> _The input_:

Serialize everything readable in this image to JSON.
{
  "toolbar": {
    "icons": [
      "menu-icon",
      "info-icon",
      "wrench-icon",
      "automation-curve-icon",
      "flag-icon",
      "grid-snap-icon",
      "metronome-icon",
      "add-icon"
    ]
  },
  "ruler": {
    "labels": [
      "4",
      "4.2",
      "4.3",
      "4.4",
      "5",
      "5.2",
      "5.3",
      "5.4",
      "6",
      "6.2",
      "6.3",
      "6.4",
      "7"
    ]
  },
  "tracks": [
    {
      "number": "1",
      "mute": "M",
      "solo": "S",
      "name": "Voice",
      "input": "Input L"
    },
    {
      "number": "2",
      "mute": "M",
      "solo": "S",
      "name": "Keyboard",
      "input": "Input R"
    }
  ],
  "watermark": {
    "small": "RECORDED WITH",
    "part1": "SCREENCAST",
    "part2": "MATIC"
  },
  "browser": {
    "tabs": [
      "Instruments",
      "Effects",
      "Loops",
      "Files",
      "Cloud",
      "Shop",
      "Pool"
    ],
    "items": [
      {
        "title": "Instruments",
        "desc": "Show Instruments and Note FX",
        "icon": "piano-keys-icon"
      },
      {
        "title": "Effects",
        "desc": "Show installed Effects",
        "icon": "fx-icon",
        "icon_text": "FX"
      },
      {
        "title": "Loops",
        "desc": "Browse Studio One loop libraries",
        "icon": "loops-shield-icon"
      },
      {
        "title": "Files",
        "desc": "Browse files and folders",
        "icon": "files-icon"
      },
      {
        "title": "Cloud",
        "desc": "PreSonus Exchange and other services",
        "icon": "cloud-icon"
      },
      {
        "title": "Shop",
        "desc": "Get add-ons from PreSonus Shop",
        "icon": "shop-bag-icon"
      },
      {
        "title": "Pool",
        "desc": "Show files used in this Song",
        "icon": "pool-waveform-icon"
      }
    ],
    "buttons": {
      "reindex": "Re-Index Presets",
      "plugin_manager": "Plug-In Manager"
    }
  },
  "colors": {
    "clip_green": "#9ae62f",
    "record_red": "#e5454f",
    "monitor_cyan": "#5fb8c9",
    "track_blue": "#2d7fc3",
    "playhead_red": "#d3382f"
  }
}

> _What is being asked_:
Write out every line exactly as it stands.

> _Result of this exercise_:
Serialize everything readable in this image to JSON.
{
  "toolbar": {
    "icons": [
      "menu-icon",
      "info-icon",
      "wrench-icon",
      "automation-curve-icon",
      "flag-icon",
      "grid-snap-icon",
      "metronome-icon",
      "add-icon"
    ]
  },
  "ruler": {
    "labels": [
      "4",
      "4.2",
      "4.3",
      "4.4",
      "5",
      "5.2",
      "5.3",
      "5.4",
      "6",
      "6.2",
      "6.3",
      "6.4",
      "7"
    ]
  },
  "tracks": [
    {
      "number": "1",
      "mute": "M",
      "solo": "S",
      "name": "Voice",
      "input": "Input L"
    },
    {
      "number": "2",
      "mute": "M",
      "solo": "S",
      "name": "Keyboard",
      "input": "Input R"
    }
  ],
  "watermark": {
    "small": "RECORDED WITH",
    "part1": "SCREENCAST",
    "part2": "MATIC"
  },
  "browser": {
    "tabs": [
      "Instruments",
      "Effects",
      "Loops",
      "Files",
      "Cloud",
      "Shop",
      "Pool"
    ],
    "items": [
      {
        "title": "Instruments",
        "desc": "Show Instruments and Note FX",
        "icon": "piano-keys-icon"
      },
      {
        "title": "Effects",
        "desc": "Show installed Effects",
        "icon": "fx-icon",
        "icon_text": "FX"
      },
      {
        "title": "Loops",
        "desc": "Browse Studio One loop libraries",
        "icon": "loops-shield-icon"
      },
      {
        "title": "Files",
        "desc": "Browse files and folders",
        "icon": "files-icon"
      },
      {
        "title": "Cloud",
        "desc": "PreSonus Exchange and other services",
        "icon": "cloud-icon"
      },
      {
        "title": "Shop",
        "desc": "Get add-ons from PreSonus Shop",
        "icon": "shop-bag-icon"
      },
      {
        "title": "Pool",
        "desc": "Show files used in this Song",
        "icon": "pool-waveform-icon"
      }
    ],
    "buttons": {
      "reindex": "Re-Index Presets",
      "plugin_manager": "Plug-In Manager"
    }
  },
  "colors": {
    "clip_green": "#9ae62f",
    "record_red": "#e5454f",
    "monitor_cyan": "#5fb8c9",
    "track_blue": "#2d7fc3",
    "playhead_red": "#d3382f"
  }
}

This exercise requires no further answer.